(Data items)
>>>>

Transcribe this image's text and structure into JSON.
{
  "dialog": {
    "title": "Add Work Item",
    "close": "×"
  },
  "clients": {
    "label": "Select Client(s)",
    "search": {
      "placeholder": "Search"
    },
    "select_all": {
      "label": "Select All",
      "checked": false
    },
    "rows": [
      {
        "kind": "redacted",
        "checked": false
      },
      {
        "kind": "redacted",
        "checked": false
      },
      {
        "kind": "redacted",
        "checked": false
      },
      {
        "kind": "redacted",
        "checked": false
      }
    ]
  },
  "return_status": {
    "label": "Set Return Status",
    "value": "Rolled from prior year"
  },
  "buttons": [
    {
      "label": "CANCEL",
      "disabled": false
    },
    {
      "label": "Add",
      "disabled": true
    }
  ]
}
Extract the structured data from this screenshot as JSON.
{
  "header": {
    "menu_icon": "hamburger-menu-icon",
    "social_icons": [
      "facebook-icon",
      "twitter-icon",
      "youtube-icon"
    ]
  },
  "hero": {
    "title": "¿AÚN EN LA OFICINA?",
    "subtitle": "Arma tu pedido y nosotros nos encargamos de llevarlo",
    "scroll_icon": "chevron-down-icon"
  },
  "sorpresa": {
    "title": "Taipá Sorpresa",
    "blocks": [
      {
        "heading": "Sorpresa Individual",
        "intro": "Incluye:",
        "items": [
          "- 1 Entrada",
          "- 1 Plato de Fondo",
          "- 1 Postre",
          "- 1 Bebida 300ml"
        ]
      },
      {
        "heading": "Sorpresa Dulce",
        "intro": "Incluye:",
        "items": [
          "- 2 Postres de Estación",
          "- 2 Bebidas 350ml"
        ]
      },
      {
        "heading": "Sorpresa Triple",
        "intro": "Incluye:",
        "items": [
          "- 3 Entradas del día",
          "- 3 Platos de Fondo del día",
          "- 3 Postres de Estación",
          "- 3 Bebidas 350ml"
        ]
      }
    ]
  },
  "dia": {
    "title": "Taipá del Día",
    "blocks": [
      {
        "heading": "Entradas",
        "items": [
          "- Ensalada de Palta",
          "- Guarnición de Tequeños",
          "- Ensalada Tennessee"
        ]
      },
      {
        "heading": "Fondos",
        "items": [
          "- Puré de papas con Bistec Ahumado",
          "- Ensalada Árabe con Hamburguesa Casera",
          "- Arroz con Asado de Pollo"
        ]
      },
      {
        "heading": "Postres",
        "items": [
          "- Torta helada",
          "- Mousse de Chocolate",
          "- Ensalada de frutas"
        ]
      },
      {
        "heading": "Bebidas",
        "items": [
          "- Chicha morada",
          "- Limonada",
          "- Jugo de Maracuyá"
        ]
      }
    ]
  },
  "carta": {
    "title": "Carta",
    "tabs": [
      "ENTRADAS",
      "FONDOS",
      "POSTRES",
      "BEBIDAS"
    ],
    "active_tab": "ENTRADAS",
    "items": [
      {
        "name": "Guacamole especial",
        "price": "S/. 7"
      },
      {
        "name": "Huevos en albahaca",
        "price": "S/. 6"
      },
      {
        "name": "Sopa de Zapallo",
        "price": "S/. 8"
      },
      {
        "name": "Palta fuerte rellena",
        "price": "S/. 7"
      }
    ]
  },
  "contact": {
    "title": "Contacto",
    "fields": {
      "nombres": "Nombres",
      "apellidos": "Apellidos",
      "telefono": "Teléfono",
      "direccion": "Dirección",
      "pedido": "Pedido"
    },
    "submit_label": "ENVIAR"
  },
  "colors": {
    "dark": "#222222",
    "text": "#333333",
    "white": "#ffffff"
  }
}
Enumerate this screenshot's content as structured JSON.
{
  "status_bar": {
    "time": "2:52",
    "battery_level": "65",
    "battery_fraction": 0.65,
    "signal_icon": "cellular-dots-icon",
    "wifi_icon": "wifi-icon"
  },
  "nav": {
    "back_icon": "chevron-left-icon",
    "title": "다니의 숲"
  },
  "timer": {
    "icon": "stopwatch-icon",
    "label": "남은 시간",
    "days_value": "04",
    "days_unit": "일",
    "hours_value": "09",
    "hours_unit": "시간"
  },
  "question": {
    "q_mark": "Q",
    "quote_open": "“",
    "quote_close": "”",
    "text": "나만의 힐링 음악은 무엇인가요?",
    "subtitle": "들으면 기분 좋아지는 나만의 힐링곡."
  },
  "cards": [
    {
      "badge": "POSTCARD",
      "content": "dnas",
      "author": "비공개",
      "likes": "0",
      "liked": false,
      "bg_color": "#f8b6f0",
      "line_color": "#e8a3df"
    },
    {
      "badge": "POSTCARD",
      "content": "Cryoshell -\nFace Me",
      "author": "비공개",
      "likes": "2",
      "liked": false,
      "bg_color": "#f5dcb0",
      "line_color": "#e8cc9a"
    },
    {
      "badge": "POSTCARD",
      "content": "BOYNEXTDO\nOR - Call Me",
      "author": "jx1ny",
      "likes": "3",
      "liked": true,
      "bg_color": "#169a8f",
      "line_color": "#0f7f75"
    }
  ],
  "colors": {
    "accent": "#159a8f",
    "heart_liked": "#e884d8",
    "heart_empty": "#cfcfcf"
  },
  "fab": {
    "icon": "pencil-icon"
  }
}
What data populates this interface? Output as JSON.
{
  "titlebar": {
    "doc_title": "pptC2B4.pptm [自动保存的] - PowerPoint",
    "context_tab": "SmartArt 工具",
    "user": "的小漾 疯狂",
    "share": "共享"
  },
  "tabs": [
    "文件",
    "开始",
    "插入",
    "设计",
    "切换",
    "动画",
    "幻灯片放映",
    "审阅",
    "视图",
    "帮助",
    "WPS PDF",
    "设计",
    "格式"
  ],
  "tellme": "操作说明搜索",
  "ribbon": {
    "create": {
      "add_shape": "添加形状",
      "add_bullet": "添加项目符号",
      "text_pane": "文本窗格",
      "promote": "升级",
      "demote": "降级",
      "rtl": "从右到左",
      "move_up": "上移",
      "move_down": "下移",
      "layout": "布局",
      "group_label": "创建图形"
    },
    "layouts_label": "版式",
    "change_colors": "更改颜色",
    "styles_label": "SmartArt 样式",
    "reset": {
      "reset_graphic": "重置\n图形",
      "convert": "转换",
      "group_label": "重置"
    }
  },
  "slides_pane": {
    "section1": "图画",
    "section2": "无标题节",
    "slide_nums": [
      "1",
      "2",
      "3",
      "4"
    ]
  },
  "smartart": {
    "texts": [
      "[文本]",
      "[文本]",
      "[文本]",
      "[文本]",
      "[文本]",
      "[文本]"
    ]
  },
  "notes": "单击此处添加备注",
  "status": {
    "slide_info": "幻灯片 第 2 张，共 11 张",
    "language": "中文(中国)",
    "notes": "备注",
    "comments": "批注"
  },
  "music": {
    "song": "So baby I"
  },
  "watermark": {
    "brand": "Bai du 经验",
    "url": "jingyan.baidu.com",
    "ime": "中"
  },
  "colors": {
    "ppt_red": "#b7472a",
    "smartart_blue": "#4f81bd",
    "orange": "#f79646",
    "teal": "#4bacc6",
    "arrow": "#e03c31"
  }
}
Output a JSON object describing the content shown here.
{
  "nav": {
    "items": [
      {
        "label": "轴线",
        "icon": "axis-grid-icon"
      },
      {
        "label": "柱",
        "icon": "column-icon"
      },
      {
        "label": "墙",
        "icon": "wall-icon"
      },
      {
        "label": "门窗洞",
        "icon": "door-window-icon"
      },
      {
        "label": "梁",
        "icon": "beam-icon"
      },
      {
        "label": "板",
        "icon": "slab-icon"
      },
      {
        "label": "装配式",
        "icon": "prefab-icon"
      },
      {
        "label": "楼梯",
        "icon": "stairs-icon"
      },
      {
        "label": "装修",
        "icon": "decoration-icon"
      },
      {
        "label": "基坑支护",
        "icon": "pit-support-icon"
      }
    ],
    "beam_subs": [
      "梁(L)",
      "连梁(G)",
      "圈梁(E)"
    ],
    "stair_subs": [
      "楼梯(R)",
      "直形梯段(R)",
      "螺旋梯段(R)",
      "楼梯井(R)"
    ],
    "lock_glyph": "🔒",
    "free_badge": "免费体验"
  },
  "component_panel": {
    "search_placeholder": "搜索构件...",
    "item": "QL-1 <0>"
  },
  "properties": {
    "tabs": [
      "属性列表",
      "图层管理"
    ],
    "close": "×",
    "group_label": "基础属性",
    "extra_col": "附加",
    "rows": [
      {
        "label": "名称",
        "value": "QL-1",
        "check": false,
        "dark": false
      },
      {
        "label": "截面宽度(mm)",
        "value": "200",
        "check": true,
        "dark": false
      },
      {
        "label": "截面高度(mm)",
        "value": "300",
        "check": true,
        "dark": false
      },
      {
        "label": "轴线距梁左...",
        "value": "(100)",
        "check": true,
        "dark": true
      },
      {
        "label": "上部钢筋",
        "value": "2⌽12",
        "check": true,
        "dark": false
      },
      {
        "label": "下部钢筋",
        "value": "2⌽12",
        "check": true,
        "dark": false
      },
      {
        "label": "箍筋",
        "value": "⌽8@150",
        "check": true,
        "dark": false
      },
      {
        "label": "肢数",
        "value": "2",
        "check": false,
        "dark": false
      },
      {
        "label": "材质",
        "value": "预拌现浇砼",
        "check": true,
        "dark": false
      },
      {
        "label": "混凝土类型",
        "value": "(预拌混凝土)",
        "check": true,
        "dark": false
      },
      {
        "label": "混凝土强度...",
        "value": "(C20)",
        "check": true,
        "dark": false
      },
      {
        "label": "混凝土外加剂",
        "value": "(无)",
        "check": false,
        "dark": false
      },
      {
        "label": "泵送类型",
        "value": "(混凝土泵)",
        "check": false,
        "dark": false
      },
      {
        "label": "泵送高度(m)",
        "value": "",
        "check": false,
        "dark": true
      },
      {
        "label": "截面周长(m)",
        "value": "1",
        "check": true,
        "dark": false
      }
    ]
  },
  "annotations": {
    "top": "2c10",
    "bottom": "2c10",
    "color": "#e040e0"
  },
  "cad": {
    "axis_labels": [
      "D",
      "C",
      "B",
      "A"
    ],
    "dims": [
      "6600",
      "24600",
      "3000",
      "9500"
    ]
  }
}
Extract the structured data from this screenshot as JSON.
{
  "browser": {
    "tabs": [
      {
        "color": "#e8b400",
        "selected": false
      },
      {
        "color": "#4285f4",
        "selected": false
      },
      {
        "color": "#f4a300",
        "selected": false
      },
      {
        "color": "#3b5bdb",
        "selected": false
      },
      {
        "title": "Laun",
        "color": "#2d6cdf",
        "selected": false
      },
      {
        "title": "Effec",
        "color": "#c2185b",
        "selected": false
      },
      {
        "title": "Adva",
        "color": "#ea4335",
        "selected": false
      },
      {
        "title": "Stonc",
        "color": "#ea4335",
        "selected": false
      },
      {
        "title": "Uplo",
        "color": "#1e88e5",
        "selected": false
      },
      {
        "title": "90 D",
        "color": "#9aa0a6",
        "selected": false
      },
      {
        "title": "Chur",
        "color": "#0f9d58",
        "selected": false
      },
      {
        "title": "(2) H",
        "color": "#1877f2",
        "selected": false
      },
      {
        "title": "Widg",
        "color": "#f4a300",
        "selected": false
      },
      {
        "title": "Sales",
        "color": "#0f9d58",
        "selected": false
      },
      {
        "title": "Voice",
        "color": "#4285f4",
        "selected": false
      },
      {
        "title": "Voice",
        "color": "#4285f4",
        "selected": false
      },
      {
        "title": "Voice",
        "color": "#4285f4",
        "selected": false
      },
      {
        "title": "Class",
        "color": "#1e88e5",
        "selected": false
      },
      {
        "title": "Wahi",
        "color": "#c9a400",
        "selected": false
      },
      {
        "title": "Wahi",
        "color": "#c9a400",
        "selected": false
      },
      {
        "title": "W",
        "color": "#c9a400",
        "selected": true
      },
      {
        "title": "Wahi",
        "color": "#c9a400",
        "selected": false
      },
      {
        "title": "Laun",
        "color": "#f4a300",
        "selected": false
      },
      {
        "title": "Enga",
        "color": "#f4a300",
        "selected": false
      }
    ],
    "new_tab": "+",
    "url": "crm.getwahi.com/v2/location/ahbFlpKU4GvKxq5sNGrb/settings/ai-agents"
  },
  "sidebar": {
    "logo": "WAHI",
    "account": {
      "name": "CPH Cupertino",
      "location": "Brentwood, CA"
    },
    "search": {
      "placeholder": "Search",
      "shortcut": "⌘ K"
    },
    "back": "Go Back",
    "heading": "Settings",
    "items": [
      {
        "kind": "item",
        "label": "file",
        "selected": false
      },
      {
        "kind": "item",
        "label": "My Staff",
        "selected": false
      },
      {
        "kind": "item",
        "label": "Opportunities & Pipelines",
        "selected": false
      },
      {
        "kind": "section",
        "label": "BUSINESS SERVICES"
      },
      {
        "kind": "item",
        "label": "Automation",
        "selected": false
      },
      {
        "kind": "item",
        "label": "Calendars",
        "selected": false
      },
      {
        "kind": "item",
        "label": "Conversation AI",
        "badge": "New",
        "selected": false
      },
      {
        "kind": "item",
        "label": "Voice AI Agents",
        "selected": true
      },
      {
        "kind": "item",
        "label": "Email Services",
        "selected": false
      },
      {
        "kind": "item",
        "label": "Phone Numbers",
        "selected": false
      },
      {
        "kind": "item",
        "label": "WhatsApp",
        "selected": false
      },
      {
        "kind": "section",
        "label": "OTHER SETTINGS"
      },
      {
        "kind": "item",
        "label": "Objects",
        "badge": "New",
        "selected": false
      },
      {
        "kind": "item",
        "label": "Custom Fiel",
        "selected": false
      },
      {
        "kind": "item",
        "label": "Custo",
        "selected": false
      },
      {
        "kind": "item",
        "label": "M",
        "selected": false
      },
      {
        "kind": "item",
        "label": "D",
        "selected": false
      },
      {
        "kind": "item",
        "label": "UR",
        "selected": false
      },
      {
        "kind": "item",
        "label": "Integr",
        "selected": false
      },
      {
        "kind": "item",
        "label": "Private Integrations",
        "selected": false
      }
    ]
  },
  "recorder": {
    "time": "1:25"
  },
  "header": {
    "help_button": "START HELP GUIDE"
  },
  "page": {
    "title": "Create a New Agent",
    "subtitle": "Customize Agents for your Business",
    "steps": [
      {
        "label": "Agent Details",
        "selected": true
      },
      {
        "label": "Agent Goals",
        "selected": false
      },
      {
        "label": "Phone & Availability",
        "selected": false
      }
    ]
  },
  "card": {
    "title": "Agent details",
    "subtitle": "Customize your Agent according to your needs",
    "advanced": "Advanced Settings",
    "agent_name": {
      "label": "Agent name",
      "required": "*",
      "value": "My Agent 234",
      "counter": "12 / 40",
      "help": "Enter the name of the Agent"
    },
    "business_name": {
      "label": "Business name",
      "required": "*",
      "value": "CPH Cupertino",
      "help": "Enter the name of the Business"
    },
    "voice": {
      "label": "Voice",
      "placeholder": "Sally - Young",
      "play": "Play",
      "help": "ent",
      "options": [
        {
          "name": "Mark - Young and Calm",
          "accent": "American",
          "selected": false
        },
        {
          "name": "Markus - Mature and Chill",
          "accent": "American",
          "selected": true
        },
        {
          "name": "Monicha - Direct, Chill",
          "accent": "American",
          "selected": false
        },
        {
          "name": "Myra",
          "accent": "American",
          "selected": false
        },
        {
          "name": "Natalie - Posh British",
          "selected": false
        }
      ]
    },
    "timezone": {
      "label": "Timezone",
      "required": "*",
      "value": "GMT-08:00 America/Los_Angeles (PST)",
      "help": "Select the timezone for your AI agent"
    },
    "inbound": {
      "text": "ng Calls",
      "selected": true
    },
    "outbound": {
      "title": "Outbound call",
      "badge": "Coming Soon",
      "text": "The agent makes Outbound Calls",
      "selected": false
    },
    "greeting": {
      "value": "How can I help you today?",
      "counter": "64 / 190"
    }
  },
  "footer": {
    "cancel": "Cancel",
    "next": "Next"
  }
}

<<<<

▶ _INSTRUCTION_: Write out each line of the data that holds the string "Cupertino".

▶ _COMPLETED EXERCISE_:
      "name": "CPH Cupertino",
      "value": "CPH Cupertino",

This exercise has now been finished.